▶ [EXERCISE PROMPT] Give these lines as a Markdown table with columns Row and Line, numbering each line and leaving out blank lines. Leave the pictures out of the answer.

:: GIVEN ENTRIES

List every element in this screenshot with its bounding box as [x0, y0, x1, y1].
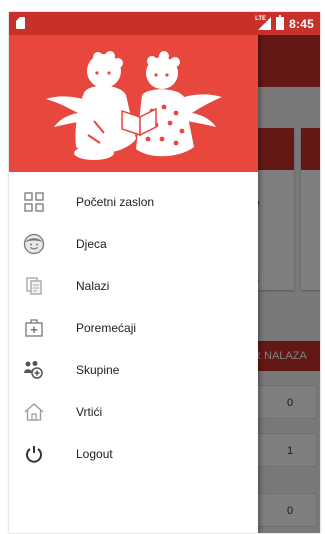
status-time: 8:45 — [289, 16, 314, 31]
group-icon — [23, 359, 45, 381]
angels-logo — [46, 51, 222, 160]
menu-item-nalazi[interactable]: Nalazi — [9, 265, 258, 307]
drawer-menu: Početni zaslon Djeca Nalazi Poremećaji S… — [9, 181, 258, 475]
network-label: LTE — [255, 16, 267, 22]
menu-item-label: Vrtići — [76, 405, 103, 419]
house-icon — [23, 401, 45, 423]
menu-item-pocetni-zaslon[interactable]: Početni zaslon — [9, 181, 258, 223]
child-face-icon — [23, 233, 45, 255]
phone-screen: LTE 8:45 e ć R NALAZA 0 1 0 — [9, 12, 320, 533]
status-bar: LTE 8:45 — [9, 12, 320, 35]
menu-item-label: Logout — [76, 447, 113, 461]
menu-item-vrtici[interactable]: Vrtići — [9, 391, 258, 433]
status-indicators: LTE 8:45 — [255, 15, 314, 32]
menu-item-label: Početni zaslon — [76, 195, 155, 209]
navigation-drawer: Početni zaslon Djeca Nalazi Poremećaji S… — [9, 12, 258, 533]
power-icon — [23, 443, 45, 465]
documents-icon — [23, 275, 45, 297]
menu-item-label: Djeca — [76, 237, 107, 251]
grid-icon — [23, 191, 45, 213]
menu-item-skupine[interactable]: Skupine — [9, 349, 258, 391]
menu-item-label: Skupine — [76, 363, 120, 377]
first-aid-icon — [23, 317, 45, 339]
drawer-header — [9, 35, 258, 172]
menu-item-label: Poremećaji — [76, 321, 137, 335]
lte-signal-icon: LTE — [255, 16, 272, 30]
battery-icon — [276, 15, 285, 30]
sd-card-icon — [16, 17, 25, 29]
menu-item-djeca[interactable]: Djeca — [9, 223, 258, 265]
menu-item-label: Nalazi — [76, 279, 110, 293]
menu-item-poremecaji[interactable]: Poremećaji — [9, 307, 258, 349]
menu-item-logout[interactable]: Logout — [9, 433, 258, 475]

::::

▶ [COMPLETED TASK]
| Row | Line |
|---|---|
| 1 | List every element in this screenshot with its bounding box as [x0, y0, x1, y1]. |
| 2 | status-time: 8:45 — [289, 16, 314, 31] |
| 3 | group-icon — [23, 359, 45, 381] |
| 4 | angels-logo — [46, 51, 222, 160] |
| 5 | menu-item-nalazi[interactable]: Nalazi — [9, 265, 258, 307] |
| 6 | drawer-menu: Početni zaslon Djeca Nalazi Poremećaji S… — [9, 181, 258, 475] |
| 7 | network-label: LTE — [255, 16, 267, 22] |
| 8 | menu-item-label: Vrtići — [76, 405, 103, 419] |
| 9 | house-icon — [23, 401, 45, 423] |
| 10 | menu-item-pocetni-zaslon[interactable]: Početni zaslon — [9, 181, 258, 223] |
| 11 | child-face-icon — [23, 233, 45, 255] |
| 12 | phone-screen: LTE 8:45 e ć R NALAZA 0 1 0 — [9, 12, 320, 533] |
| 13 | status-bar: LTE 8:45 — [9, 12, 320, 35] |
| 14 | menu-item-label: Logout — [76, 447, 113, 461] |
| 15 | menu-item-vrtici[interactable]: Vrtići — [9, 391, 258, 433] |
| 16 | status-indicators: LTE 8:45 — [255, 15, 314, 32] |
| 17 | menu-item-label: Početni zaslon — [76, 195, 155, 209] |
| 18 | navigation-drawer: Početni zaslon Djeca Nalazi Poremećaji S… — [9, 12, 258, 533] |
| 19 | power-icon — [23, 443, 45, 465] |
| 20 | documents-icon — [23, 275, 45, 297] |
| 21 | menu-item-label: Djeca — [76, 237, 107, 251] |
| 22 | grid-icon — [23, 191, 45, 213] |
| 23 | menu-item-skupine[interactable]: Skupine — [9, 349, 258, 391] |
| 24 | menu-item-label: Skupine — [76, 363, 120, 377] |
| 25 | first-aid-icon — [23, 317, 45, 339] |
| 26 | drawer-header — [9, 35, 258, 172] |
| 27 | menu-item-label: Poremećaji — [76, 321, 137, 335] |
| 28 | lte-signal-icon: LTE — [255, 16, 272, 30] |
| 29 | battery-icon — [276, 15, 285, 30] |
| 30 | sd-card-icon — [16, 17, 25, 29] |
| 31 | menu-item-djeca[interactable]: Djeca — [9, 223, 258, 265] |
| 32 | menu-item-label: Nalazi — [76, 279, 110, 293] |
| 33 | menu-item-poremecaji[interactable]: Poremećaji — [9, 307, 258, 349] |
| 34 | menu-item-logout[interactable]: Logout — [9, 433, 258, 475] |